OBJECTIVE: Give a count of the lines below that have the string "权利和尊严" in them, with no other words.

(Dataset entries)
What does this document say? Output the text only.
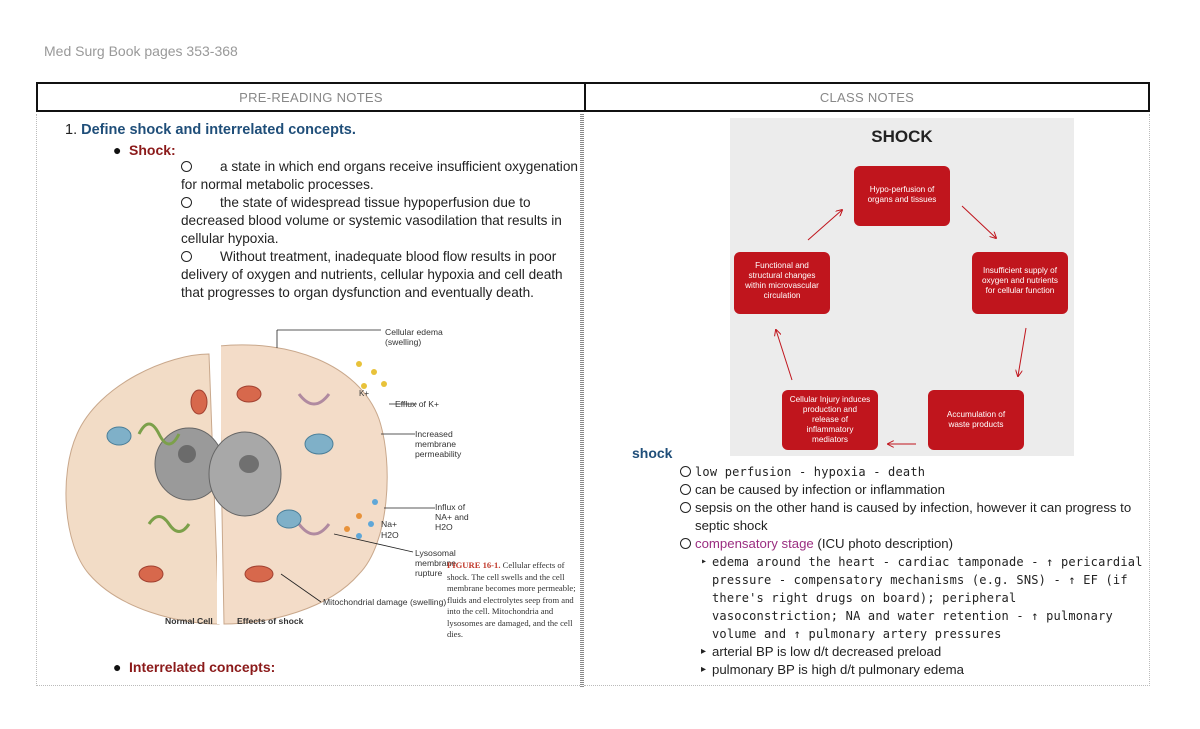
Med Surg Book pages 353-368
PRE-READING NOTES	CLASS NOTES
1. Define shock and interrelated concepts.
● Shock:
a state in which end organs receive insufficient oxygenation for normal metabolic processes.
the state of widespread tissue hypoperfusion due to decreased blood volume or systemic vasodilation that results in cellular hypoxia.
Without treatment, inadequate blood flow results in poor delivery of oxygen and nutrients, cellular hypoxia and cell death that progresses to organ dysfunction and eventually death.
Cellular edema
(swelling)
K+
Efflux of K+
Increased
membrane
permeability
Influx of
NA+ and
H2O
Na+
H2O
Lysosomal
membrane
rupture
Mitochondrial damage (swelling)
Normal Cell	Effects of shock
FIGURE 16-1. Cellular effects of shock. The cell swells and the cell membrane becomes more permeable; fluids and electrolytes seep from and into the cell. Mitochondria and lysosomes are damaged, and the cell dies.
● Interrelated concepts:
SHOCK
Hypo-perfusion of
organs and tissues
Insufficient supply of
oxygen and nutrients
for cellular function
Accumulation of
waste products
Cellular Injury induces
production and
release of
inflammatory
mediators
Functional and
structural changes
within microvascular
circulation
shock
low perfusion - hypoxia - death
can be caused by infection or inflammation
sepsis on the other hand is caused by infection, however it can progress to septic shock
compensatory stage (ICU photo description)
▸ edema around the heart - cardiac tamponade - ↑ pericardial pressure - compensatory mechanisms (e.g. SNS) - ↑ EF (if there's right drugs on board); peripheral vasoconstriction; NA and water retention - ↑ pulmonary volume and ↑ pulmonary artery pressures
▸ arterial BP is low d/t decreased preload
▸ pulmonary BP is high d/t pulmonary edema
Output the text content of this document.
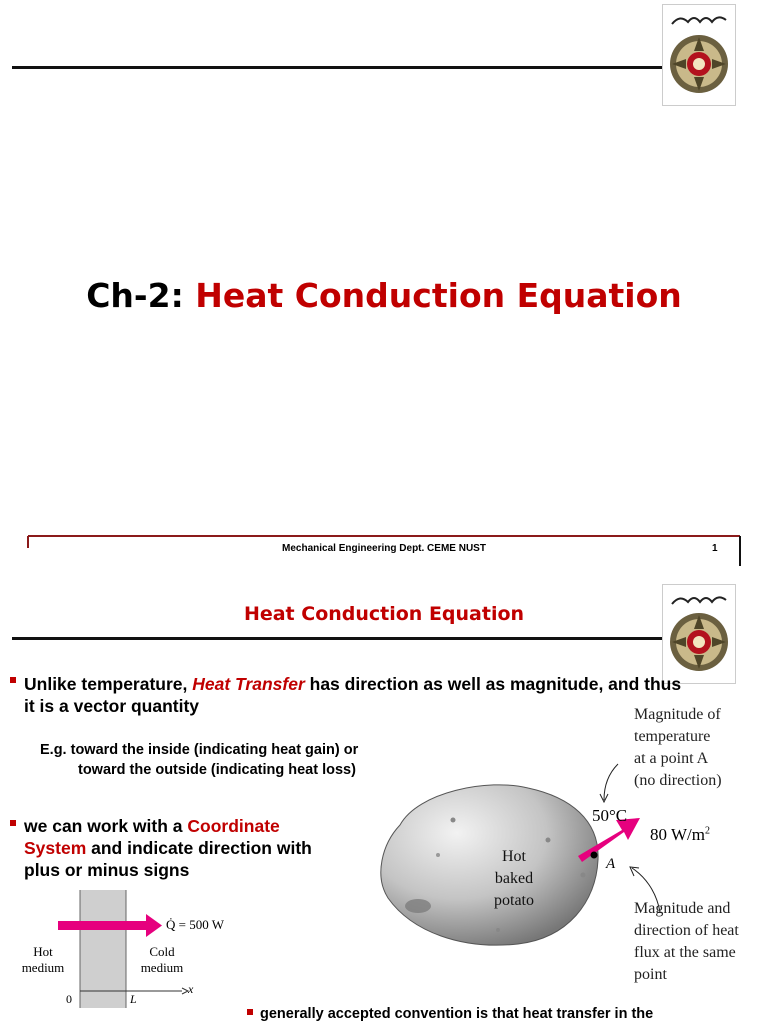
Ch-2: Heat Conduction Equation
Mechanical Engineering Dept. CEME NUST	1
Heat Conduction Equation
Unlike temperature, Heat Transfer has direction as well as magnitude, and thus
it is a vector quantity
E.g. toward the inside (indicating heat gain) or
toward the outside (indicating heat loss)
we can work with a Coordinate
System and indicate direction with
plus or minus signs
Q̇ = 500 W
Hot
medium
Cold
medium
0	L
x
Hot
baked
potato
50°C
80 $W/m^2$
A
Magnitude of
temperature
at a point A
(no direction)
Magnitude and
direction of heat
flux at the same
point
generally accepted convention is that heat transfer in the
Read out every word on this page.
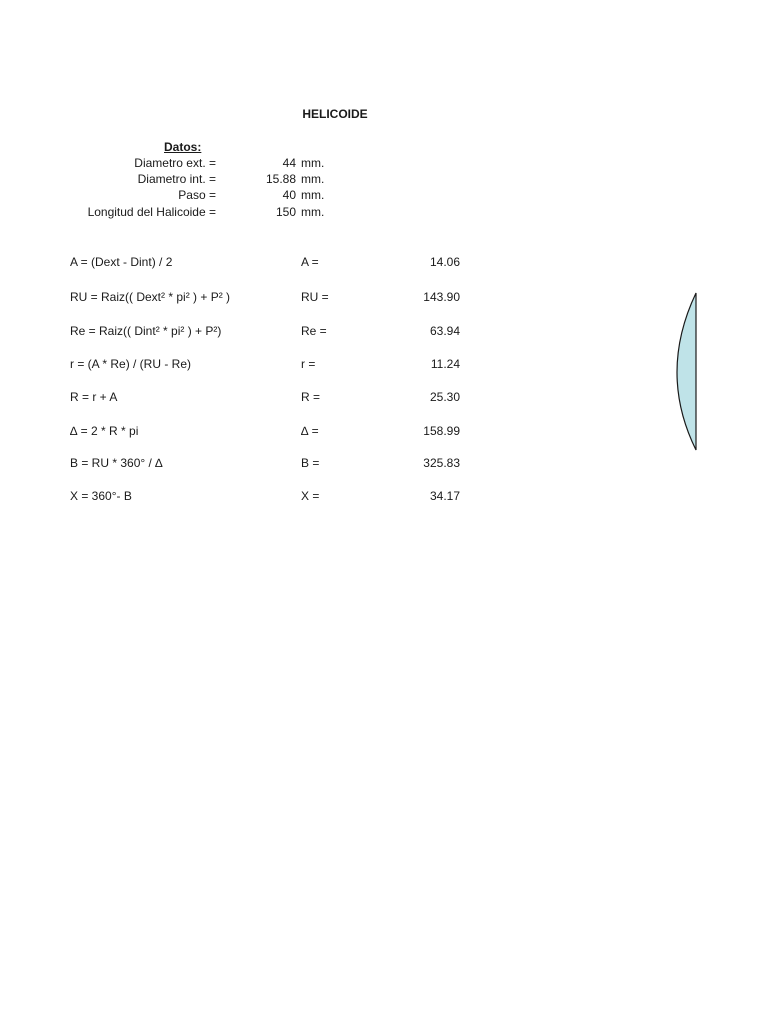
HELICOIDE
Datos:
Diametro ext. =	44 mm.
Diametro int. =	15.88 mm.
Paso =	40 mm.
Longitud del Halicoide =	150 mm.
A = (Dext - Dint) / 2	A =	14.06
RU = Raiz(( Dext² * pi² ) + P² )	RU =	143.90
Re = Raiz(( Dint² * pi² ) + P²)	Re =	63.94
r = (A * Re) / (RU - Re)	r =	11.24
R = r + A	R =	25.30
∆ = 2 * R * pi	∆ =	158.99
B = RU * 360° / ∆	B =	325.83
X = 360°- B	X =	34.17
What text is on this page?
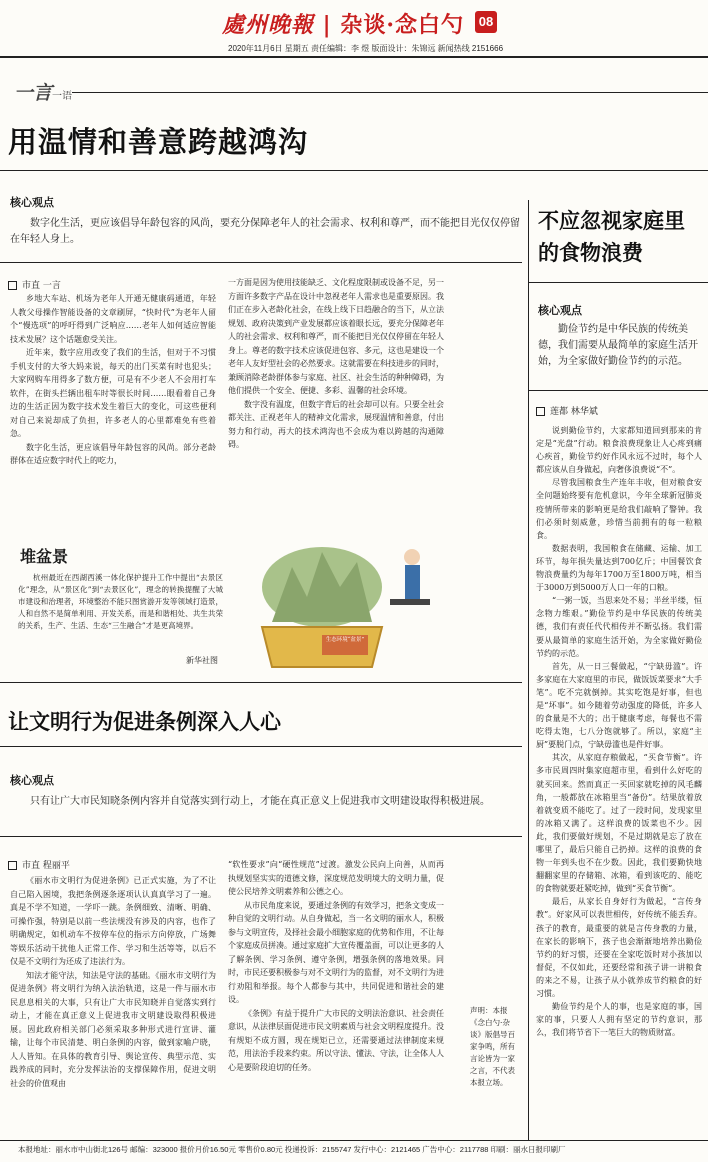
處州晚報 | 杂谈·念白勺	08
2020年11月6日 星期五 责任编辑：李 煜 版面设计：朱锦远 新闻热线 2151666
一言一语
用温情和善意跨越鸿沟
核心观点
数字化生活，更应该倡导年龄包容的风尚，要充分保障老年人的社会需求、权利和尊严，而不能把目光仅仅停留在年轻人身上。
市直 一言

乡地大车站、机场为老年人开通无健康码通道，年轻人教父母操作智能设备的文章刷屏，“快时代”为老年人留个“慢选项”的呼吁得到广泛响应……老年人如何适应智能技术发展？这个话题愈受关注。

近年来，数字应用改变了我们的生活，但对于不习惯手机支付的大爷大妈来说，每天的出门买菜有时也犯头；大家网购车用得多了数方便，可是有不少老人不会用打车软件，在街头拦辆出租车时等很长时间……眼看着自己身边的生活正因为数字技术发生着巨大的变化，可这些便利对自己来说却成了负担，许多老人的心里都难免有些着急。

数字化生活，更应该倡导年龄包容的风尚。部分老龄群体在适应数字时代上的吃力，

一方面是因为使用技能缺乏、文化程度限制或设备不足，另一方面许多数字产品在设计中忽视老年人需求也是重要原因。我们正在步入老龄化社会，在线上线下日趋融合的当下，从立法规划、政府决策到产业发展都应该着眼长远，要充分保障老年人的社会需求、权利和尊严，而不能把目光仅仅停留在年轻人身上。尊老的数字技术应该促进包容、多元，这也是建设一个老年人友好型社会的必然要求。这就需要在科技进步的同时，兼顾消除老龄群体参与家庭、社区、社会生活的种种障碍，为他们提供一个安全、便捷、多彩、温馨的社会环境。

数字没有温度，但数字背后的社会却可以有。只要全社会都关注、正视老年人的精神文化需求，展现温情和善意，付出努力和行动，再大的技术鸿沟也不会成为难以跨越的沟通障碍。

堆盆景

杭州最近在西湖西溪一体化保护提升工作中提出“去景区化”理念，从“景区化”到“去景区化”，理念的转换提醒了大城市建设和治理者，环境整治不能只图赏游开发等领域打造景，人和自然不是简单利用、开发关系，而是和谐相处、共生共荣的关系，生产、生活、生态“三生融合”才是更高境界。

新华社图
生态环境“盆景”
让文明行为促进条例深入人心
核心观点
只有让广大市民知晓条例内容并自觉落实到行动上，才能在真正意义上促进我市文明建设取得积极进展。
市直 程丽平

《丽水市文明行为促进条例》已正式实施，为了不让自己陷入困境，我把条例逐条逐项认认真真学习了一遍。真是不学不知道，一学吓一跳。条例细致、清晰、明确、可操作强，特别是以前一些法规没有涉及的内容，也作了明确规定，如机动车不按停车位的指示方向停放，广场舞等娱乐活动干扰他人正常工作、学习和生活等等，以后不仅是不文明行为还成了违法行为。

知法才能守法，知法是守法的基础。《丽水市文明行为促进条例》将文明行为纳入法治轨道，这是一件与丽水市民息息相关的大事，只有让广大市民知晓并自觉落实到行动上，才能在真正意义上促进我市文明建设取得积极进展。因此政府相关部门必须采取多种形式进行宣讲、灌输，让每个市民清楚、明白条例的内容，做到家喻户晓，人人皆知。在具体的教育引导、舆论宣传、典型示范、实践养成的同时，充分发挥法治的支撑保障作用，促进文明社会的价值观由

“软性要求”向“硬性规范”过渡。激发公民向上向善，从而再执规划坚实实的道德文修，深度规范发明境大的文明力量，促使公民培养文明素养和公德之心。

从市民角度来说，要通过条例的有效学习，把条文变成一种自觉的文明行动。从自身做起，当一名文明的丽水人，积极参与文明宣传，及择社会最小细胞家庭的优势和作用，不让每个家庭成员拼凑。通过家庭扩大宣传覆盖面，可以让更多的人了解条例、学习条例、遵守条例，增强条例的落地效果。同时，市民还要积极参与对不文明行为的监督，对不文明行为进行劝阻和举报。每个人都参与其中，共同促进和谐社会的建设。

《条例》有益于提升广大市民的文明法治意识、社会责任意识，从法律层面促进市民文明素质与社会文明程度提升。没有规矩不成方圆，现在规矩已立，还需要通过法律制度来规范，用法治手段来约束。所以守法、懂法、守法，让全体人人心是要阶段迫切的任务。

声明：本报《念白勺·杂谈》版倡导百家争鸣，所有言论皆为一家之言，不代表本报立场。
不应忽视家庭里的食物浪费
核心观点
勤俭节约是中华民族的传统美德，我们需要从最简单的家庭生活开始，为全家做好勤俭节约的示范。
莲都 林华斌

说到勤俭节约，大家都知道回到那来的肯定是“光盘”行动。粮食浪费现象让人心疼到痛心疾首，勤俭节约好作风永远不过时，每个人都应该从自身做起，向奢侈浪费说“不”。

尽管我国粮食生产连年丰收，但对粮食安全问题始终要有危机意识，今年全球新冠肺炎疫情所带来的影响更是给我们敲响了警钟。我们必须时刻威惫，珍惜当前拥有的每一粒粮食。

数据表明，我国粮食在储藏、运输、加工环节，每年损失量达到700亿斤；中国餐饮食物浪费量约为每年1700万至1800万吨，相当于3000万到5000万人口一年的口粮。

“一粥一饭，当思来处不易；半丝半缕，恒念物力维艰。”勤俭节约是中华民族的传统美德，我们有责任代代相传并不断弘扬。我们需要从最简单的家庭生活开始，为全家做好勤俭节约的示范。

首先，从一日三餐做起，“宁缺毋滥”。许多家庭在大家庭里的市民，做饭饭菜要求“大手笔”。吃不完就倒掉。其实吃饱是好事，但也是“坏事”。如今随着劳动强度的降低，许多人的食量是不大的；出于健康考虑，每餐也不需吃得太饱，七八分饱就够了。所以，家庭“主厨”要脱门点，宁缺毋滥也是件好事。

其次，从家庭存粮做起，“买食节衡”。许多市民周四时集家庭超市里，看到什么好吃的就买回来。然而真正一买回家就吃掉的风毛麟角，一般都放在冰箱里当“备份”。结果放着放着就变质不能吃了。过了一段时间，发现家里的冰箱又满了。这样浪费的饭菜也不少。因此，我们要做好规划，不是过期就是忘了放在哪里了，最后只能自己扔掉。这样的浪费的食物一年到头也不在少数。因此，我们要勤快地翻翻家里的存储箱、冰箱，看到该吃的、能吃的食物就要赶紧吃掉，做到“买食节衡”。

最后，从家长自身好行为做起，“言传身教”。好家风可以表世相传，好传统不能丢弃。孩子的教育，最重要的就是言传身教的力量，在家长的影响下，孩子也会渐渐地培养出勤俭节约的好习惯，还要在全家吃饭时对小孩加以督促，不仅如此，还要经常和孩子讲一讲粮食的来之不易，让孩子从小就养成节约粮食的好习惯。

勤俭节约是个人的事，也是家庭的事，国家的事，只要人人拥有坚定的节约意识，那么，我们将节省下一笔巨大的物质财富。

本报地址：丽水市中山街北126号 邮编：323000 报价月价16.50元 零售价0.80元 投递投诉：2155747 发行中心：2121465 广告中心：2117788 印刷：丽水日报印刷厂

TASK RESULT: 2